◆ **DIRECTION**: Copy out the lines starting with the line that contains "major-line: Major __________________" and going on through the line that contains "answer-rule xyxy=(45,691,678,692)", swapping "photographer" for "painter" and keeping everything else the same.

Region and label listings:
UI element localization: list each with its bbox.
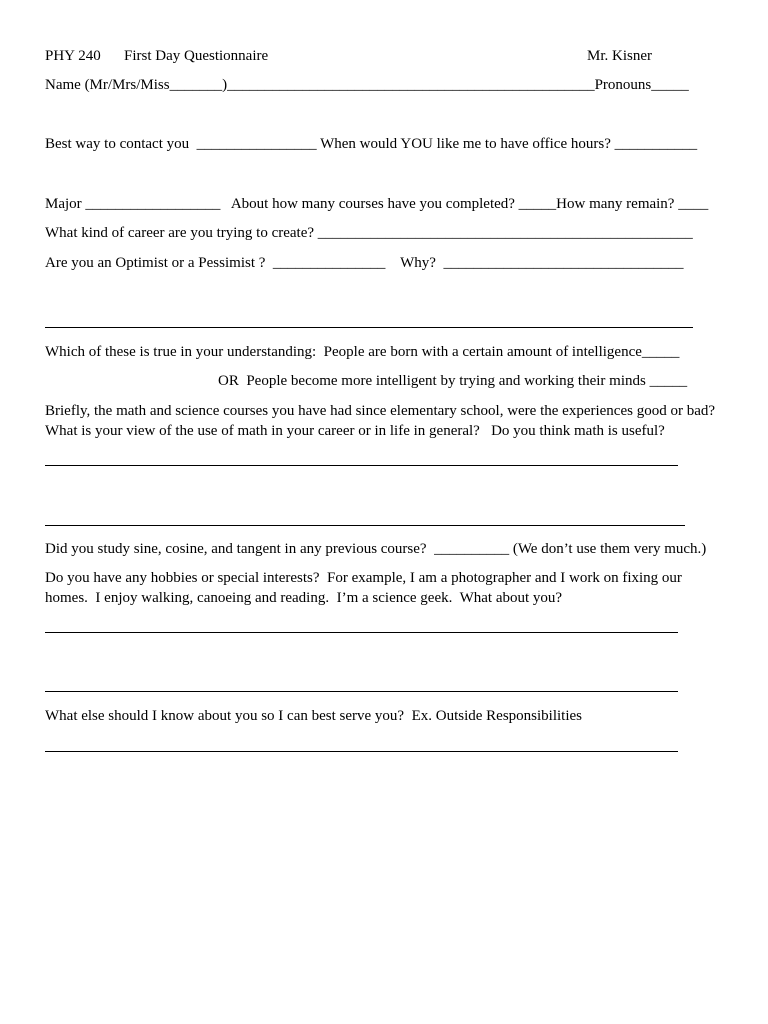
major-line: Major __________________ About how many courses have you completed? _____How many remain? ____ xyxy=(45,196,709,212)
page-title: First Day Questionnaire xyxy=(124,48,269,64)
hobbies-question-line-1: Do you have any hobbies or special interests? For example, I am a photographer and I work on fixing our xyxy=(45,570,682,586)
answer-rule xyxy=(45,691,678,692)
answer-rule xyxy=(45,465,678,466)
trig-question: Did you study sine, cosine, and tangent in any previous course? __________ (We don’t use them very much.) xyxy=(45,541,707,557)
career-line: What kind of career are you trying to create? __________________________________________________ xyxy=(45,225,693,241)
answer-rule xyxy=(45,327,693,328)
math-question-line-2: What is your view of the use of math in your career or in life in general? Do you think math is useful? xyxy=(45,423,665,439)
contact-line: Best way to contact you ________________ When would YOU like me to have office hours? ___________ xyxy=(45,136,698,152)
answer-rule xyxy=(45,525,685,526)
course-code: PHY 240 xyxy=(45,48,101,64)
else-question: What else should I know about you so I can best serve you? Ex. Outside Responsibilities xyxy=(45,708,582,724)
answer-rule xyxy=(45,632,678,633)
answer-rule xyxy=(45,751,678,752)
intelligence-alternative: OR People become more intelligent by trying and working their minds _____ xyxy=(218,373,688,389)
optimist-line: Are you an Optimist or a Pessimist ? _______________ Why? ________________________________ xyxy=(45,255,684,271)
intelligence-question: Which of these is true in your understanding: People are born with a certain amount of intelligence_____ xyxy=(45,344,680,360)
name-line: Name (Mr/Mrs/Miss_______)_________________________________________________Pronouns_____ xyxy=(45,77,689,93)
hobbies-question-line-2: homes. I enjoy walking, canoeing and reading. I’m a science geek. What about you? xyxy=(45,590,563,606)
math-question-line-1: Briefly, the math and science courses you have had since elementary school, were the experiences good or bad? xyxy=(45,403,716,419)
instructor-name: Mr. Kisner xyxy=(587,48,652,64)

◆ **SOLUTION BELOW**:
major-line: Major __________________ About how many courses have you completed? _____How many remain? ____ xyxy=(45,196,709,212)
page-title: First Day Questionnaire xyxy=(124,48,269,64)
hobbies-question-line-1: Do you have any hobbies or special interests? For example, I am a painter and I work on fixing our xyxy=(45,570,682,586)
answer-rule xyxy=(45,691,678,692)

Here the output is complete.